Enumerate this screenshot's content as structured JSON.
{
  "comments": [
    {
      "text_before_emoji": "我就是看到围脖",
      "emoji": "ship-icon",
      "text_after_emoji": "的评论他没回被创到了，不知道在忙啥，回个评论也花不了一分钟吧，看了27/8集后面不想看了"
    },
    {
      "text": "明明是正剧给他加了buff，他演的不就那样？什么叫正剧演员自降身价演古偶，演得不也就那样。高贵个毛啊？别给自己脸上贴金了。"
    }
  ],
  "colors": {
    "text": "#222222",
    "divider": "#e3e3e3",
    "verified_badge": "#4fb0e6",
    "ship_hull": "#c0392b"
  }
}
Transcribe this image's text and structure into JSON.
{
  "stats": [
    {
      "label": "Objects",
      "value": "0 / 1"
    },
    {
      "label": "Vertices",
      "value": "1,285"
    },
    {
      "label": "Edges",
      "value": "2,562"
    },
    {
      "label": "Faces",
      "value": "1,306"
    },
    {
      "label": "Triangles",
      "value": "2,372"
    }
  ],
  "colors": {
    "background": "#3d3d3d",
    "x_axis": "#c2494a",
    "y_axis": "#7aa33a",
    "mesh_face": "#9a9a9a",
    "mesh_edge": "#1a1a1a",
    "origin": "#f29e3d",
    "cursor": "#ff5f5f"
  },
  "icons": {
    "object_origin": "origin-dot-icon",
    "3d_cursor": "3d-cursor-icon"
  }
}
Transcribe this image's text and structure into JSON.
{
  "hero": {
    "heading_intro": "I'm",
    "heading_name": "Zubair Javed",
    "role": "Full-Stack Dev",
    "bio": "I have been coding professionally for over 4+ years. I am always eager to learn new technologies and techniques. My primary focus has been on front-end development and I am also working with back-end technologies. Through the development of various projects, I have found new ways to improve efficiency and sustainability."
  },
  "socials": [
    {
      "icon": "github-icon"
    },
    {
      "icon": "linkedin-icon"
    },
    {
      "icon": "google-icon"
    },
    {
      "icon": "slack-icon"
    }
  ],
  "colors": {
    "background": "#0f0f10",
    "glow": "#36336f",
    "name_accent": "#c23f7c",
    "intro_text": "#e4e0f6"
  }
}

Requirement »
Locate the string "origin" in the listing above and copy every line where it occurs.

Correct response »
    "origin": "#f29e3d",
    "object_origin": "origin-dot-icon",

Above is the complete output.